**Input records:**
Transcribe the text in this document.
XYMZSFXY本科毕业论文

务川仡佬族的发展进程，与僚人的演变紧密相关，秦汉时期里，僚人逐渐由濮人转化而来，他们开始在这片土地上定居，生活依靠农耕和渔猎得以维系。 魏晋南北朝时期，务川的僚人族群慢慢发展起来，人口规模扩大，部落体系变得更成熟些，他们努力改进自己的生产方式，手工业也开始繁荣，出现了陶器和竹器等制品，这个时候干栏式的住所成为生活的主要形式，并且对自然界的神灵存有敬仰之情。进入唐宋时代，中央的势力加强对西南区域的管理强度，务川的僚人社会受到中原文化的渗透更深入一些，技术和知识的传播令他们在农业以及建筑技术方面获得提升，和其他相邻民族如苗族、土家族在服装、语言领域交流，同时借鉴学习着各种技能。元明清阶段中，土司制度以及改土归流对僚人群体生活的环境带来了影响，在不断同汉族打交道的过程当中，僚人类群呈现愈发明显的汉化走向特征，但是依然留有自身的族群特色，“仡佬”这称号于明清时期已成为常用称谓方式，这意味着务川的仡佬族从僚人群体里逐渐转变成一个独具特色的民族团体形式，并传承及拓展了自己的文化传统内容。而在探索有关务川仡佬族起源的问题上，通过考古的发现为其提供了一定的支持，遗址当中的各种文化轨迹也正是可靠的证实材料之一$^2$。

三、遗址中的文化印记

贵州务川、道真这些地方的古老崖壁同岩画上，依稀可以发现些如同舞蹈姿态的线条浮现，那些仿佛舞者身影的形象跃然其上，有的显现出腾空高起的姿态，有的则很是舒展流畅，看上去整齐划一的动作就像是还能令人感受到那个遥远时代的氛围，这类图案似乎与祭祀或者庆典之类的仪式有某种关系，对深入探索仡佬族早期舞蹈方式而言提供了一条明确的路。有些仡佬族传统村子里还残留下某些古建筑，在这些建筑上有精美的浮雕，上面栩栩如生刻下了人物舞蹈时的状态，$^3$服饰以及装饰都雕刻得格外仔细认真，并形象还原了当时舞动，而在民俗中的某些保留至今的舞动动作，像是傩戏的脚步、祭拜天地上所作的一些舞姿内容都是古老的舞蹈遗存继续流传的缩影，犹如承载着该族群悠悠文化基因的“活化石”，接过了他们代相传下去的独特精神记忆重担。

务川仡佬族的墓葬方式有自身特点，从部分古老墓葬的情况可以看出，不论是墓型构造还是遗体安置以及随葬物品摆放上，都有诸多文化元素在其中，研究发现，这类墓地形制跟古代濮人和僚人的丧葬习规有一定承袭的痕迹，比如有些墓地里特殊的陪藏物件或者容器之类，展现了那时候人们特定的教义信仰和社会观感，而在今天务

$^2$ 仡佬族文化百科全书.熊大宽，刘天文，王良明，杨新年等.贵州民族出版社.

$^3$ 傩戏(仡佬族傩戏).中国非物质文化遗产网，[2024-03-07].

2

**Problem details:** Write out the entire listing exactly.

**Expected answer:**
Transcribe the text in this document.
XYMZSFXY本科毕业论文

务川仡佬族的发展进程，与僚人的演变紧密相关，秦汉时期里，僚人逐渐由濮人转化而来，他们开始在这片土地上定居，生活依靠农耕和渔猎得以维系。 魏晋南北朝时期，务川的僚人族群慢慢发展起来，人口规模扩大，部落体系变得更成熟些，他们努力改进自己的生产方式，手工业也开始繁荣，出现了陶器和竹器等制品，这个时候干栏式的住所成为生活的主要形式，并且对自然界的神灵存有敬仰之情。进入唐宋时代，中央的势力加强对西南区域的管理强度，务川的僚人社会受到中原文化的渗透更深入一些，技术和知识的传播令他们在农业以及建筑技术方面获得提升，和其他相邻民族如苗族、土家族在服装、语言领域交流，同时借鉴学习着各种技能。元明清阶段中，土司制度以及改土归流对僚人群体生活的环境带来了影响，在不断同汉族打交道的过程当中，僚人类群呈现愈发明显的汉化走向特征，但是依然留有自身的族群特色，“仡佬”这称号于明清时期已成为常用称谓方式，这意味着务川的仡佬族从僚人群体里逐渐转变成一个独具特色的民族团体形式，并传承及拓展了自己的文化传统内容。而在探索有关务川仡佬族起源的问题上，通过考古的发现为其提供了一定的支持，遗址当中的各种文化轨迹也正是可靠的证实材料之一$^2$。

三、遗址中的文化印记

贵州务川、道真这些地方的古老崖壁同岩画上，依稀可以发现些如同舞蹈姿态的线条浮现，那些仿佛舞者身影的形象跃然其上，有的显现出腾空高起的姿态，有的则很是舒展流畅，看上去整齐划一的动作就像是还能令人感受到那个遥远时代的氛围，这类图案似乎与祭祀或者庆典之类的仪式有某种关系，对深入探索仡佬族早期舞蹈方式而言提供了一条明确的路。有些仡佬族传统村子里还残留下某些古建筑，在这些建筑上有精美的浮雕，上面栩栩如生刻下了人物舞蹈时的状态，$^3$服饰以及装饰都雕刻得格外仔细认真，并形象还原了当时舞动，而在民俗中的某些保留至今的舞动动作，像是傩戏的脚步、祭拜天地上所作的一些舞姿内容都是古老的舞蹈遗存继续流传的缩影，犹如承载着该族群悠悠文化基因的“活化石”，接过了他们代相传下去的独特精神记忆重担。

务川仡佬族的墓葬方式有自身特点，从部分古老墓葬的情况可以看出，不论是墓型构造还是遗体安置以及随葬物品摆放上，都有诸多文化元素在其中，研究发现，这类墓地形制跟古代濮人和僚人的丧葬习规有一定承袭的痕迹，比如有些墓地里特殊的陪藏物件或者容器之类，展现了那时候人们特定的教义信仰和社会观感，而在今天务

$^2$ 仡佬族文化百科全书.熊大宽，刘天文，王良明，杨新年等.贵州民族出版社.

$^3$ 傩戏(仡佬族傩戏).中国非物质文化遗产网，[2024-03-07].

2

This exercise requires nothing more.